### What is expected
In the records that follow, locate every line with "STEERING" and extract it.
start Input rows
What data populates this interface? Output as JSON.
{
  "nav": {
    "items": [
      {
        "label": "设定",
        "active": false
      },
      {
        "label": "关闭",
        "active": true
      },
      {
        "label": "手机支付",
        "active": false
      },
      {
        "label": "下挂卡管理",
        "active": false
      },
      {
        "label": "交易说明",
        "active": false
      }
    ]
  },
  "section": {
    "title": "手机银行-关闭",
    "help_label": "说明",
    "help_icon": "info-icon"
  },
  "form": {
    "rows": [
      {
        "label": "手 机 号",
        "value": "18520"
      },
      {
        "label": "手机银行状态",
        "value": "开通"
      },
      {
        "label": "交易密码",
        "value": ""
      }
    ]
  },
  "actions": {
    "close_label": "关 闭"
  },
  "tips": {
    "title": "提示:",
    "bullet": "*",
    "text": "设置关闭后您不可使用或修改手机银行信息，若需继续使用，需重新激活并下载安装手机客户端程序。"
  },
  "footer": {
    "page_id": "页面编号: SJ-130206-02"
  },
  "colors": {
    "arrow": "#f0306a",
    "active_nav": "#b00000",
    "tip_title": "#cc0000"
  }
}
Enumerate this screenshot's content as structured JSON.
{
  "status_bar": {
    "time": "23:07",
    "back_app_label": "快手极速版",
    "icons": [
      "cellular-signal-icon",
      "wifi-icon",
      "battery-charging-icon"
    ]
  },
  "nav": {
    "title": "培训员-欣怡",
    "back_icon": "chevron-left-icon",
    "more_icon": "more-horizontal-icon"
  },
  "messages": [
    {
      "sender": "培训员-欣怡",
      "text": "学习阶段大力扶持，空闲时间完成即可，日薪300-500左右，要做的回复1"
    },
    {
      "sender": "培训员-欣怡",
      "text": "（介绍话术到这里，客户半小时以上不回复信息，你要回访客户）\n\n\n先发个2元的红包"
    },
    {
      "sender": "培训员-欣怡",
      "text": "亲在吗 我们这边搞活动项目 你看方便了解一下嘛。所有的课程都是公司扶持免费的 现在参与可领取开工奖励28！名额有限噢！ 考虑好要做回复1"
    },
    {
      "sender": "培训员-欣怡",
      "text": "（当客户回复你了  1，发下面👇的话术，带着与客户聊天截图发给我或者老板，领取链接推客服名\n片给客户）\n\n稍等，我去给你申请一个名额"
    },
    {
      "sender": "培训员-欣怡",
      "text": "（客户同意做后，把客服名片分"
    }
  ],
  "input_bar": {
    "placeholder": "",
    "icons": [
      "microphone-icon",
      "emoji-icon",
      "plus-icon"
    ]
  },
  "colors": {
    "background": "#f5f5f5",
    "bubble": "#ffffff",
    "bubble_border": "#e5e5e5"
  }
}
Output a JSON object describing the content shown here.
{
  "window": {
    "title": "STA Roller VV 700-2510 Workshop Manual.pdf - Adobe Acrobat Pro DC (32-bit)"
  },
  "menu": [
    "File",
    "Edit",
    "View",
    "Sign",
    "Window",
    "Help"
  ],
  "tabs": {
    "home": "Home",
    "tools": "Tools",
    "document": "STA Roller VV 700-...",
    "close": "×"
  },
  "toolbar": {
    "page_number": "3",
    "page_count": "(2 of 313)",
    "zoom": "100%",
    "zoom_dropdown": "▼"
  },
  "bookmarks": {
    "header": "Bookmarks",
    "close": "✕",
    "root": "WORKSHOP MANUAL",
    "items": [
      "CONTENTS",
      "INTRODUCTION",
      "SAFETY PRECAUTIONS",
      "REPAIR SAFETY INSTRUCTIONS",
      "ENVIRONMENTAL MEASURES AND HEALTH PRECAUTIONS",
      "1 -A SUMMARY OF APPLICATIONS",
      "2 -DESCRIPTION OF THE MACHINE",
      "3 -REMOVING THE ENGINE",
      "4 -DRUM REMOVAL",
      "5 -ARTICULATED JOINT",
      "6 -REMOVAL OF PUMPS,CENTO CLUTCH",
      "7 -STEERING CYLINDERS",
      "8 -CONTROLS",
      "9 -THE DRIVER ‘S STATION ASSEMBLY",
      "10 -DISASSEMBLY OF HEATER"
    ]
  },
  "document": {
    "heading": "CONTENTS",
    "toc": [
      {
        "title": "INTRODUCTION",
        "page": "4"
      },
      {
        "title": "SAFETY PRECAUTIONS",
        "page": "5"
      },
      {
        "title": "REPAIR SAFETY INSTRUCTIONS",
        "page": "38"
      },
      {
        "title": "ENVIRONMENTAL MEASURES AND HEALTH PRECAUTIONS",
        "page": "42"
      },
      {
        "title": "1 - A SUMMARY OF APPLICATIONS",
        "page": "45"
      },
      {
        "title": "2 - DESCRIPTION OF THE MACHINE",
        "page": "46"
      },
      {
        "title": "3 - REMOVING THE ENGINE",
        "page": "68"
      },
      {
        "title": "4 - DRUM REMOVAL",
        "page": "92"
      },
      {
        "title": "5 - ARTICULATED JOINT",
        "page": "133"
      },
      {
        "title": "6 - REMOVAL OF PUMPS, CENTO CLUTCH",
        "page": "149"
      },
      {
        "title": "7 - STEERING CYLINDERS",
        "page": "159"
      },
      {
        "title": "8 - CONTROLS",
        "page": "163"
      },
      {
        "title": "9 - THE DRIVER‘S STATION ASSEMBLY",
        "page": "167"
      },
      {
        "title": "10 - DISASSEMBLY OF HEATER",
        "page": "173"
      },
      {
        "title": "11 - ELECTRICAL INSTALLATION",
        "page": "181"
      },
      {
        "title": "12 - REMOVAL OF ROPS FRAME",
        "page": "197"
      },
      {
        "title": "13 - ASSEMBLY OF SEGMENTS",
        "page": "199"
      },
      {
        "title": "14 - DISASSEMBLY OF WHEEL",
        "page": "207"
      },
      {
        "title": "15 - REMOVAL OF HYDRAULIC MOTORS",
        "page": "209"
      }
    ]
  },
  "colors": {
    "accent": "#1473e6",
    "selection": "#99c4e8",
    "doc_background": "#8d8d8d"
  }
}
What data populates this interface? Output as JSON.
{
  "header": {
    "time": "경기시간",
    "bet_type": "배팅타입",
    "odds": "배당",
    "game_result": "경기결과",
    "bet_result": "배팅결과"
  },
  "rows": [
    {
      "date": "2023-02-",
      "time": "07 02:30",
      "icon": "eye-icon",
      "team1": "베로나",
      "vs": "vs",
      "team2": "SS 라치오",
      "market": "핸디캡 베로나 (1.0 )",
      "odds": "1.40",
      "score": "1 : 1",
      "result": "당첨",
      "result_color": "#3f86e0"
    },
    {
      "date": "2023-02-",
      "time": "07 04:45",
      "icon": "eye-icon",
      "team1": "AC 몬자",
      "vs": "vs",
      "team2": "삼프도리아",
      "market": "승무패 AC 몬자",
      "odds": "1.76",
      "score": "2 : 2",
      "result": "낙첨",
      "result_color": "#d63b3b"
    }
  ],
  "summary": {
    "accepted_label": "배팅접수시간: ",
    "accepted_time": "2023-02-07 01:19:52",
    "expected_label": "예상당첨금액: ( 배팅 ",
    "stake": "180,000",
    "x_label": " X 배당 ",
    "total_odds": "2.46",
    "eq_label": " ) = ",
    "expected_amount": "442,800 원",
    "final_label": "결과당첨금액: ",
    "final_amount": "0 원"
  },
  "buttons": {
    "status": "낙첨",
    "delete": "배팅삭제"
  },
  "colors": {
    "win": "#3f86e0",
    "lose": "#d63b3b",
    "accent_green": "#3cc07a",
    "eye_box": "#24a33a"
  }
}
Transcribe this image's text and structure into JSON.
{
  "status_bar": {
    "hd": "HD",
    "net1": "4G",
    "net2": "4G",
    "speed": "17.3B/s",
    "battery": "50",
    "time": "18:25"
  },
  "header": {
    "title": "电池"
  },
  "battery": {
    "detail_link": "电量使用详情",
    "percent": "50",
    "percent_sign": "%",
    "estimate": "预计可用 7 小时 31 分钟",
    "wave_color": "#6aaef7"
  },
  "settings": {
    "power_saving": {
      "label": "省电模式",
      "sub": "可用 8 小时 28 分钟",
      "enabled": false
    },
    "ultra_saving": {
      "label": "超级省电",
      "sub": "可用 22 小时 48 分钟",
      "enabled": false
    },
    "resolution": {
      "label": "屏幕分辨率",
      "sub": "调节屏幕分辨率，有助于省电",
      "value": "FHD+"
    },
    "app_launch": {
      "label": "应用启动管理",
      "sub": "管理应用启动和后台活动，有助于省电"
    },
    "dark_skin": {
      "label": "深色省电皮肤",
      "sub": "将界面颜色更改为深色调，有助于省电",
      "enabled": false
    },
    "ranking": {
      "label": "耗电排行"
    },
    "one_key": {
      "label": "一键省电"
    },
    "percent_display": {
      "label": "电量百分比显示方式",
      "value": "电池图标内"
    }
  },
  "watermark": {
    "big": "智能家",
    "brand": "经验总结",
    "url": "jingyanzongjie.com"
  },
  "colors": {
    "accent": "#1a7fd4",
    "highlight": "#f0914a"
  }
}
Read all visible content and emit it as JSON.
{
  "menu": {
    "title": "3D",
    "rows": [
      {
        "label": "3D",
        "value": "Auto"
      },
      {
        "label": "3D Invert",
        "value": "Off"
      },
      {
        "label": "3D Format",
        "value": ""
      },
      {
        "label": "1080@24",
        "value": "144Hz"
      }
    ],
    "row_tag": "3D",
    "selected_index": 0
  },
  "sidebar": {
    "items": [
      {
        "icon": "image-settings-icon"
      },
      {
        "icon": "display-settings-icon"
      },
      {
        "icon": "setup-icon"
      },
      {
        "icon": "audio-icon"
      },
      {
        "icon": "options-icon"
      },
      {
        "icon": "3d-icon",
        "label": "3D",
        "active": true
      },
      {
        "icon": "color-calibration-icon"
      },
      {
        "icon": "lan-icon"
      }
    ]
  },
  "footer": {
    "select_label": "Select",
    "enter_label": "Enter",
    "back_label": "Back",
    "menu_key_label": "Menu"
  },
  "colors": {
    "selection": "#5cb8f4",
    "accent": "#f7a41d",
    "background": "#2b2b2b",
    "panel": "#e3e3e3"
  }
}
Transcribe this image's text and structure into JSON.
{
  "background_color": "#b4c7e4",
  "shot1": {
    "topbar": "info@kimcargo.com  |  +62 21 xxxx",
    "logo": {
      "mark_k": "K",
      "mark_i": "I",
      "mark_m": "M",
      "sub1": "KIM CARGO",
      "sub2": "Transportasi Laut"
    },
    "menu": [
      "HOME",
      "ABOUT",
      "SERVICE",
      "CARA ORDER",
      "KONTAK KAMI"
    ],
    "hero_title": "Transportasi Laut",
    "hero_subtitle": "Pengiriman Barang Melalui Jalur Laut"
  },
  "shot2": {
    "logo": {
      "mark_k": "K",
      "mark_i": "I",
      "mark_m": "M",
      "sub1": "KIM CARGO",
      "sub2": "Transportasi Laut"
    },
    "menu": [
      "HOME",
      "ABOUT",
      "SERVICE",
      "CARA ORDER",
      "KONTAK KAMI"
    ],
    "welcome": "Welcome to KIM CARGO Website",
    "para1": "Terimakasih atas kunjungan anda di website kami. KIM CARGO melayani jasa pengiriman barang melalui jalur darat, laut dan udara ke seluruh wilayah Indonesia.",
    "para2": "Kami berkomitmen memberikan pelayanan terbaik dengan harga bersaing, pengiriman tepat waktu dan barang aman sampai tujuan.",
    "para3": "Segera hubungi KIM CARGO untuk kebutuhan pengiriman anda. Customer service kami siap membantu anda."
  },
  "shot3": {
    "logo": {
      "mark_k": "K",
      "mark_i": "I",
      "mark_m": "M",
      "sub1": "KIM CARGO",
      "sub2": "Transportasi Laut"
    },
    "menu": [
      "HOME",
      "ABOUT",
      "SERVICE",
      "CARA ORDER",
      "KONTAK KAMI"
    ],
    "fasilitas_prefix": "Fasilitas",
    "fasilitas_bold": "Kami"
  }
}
end Input rows
### Task answer
      "7 -STEERING CYLINDERS",
        "title": "7 - STEERING CYLINDERS",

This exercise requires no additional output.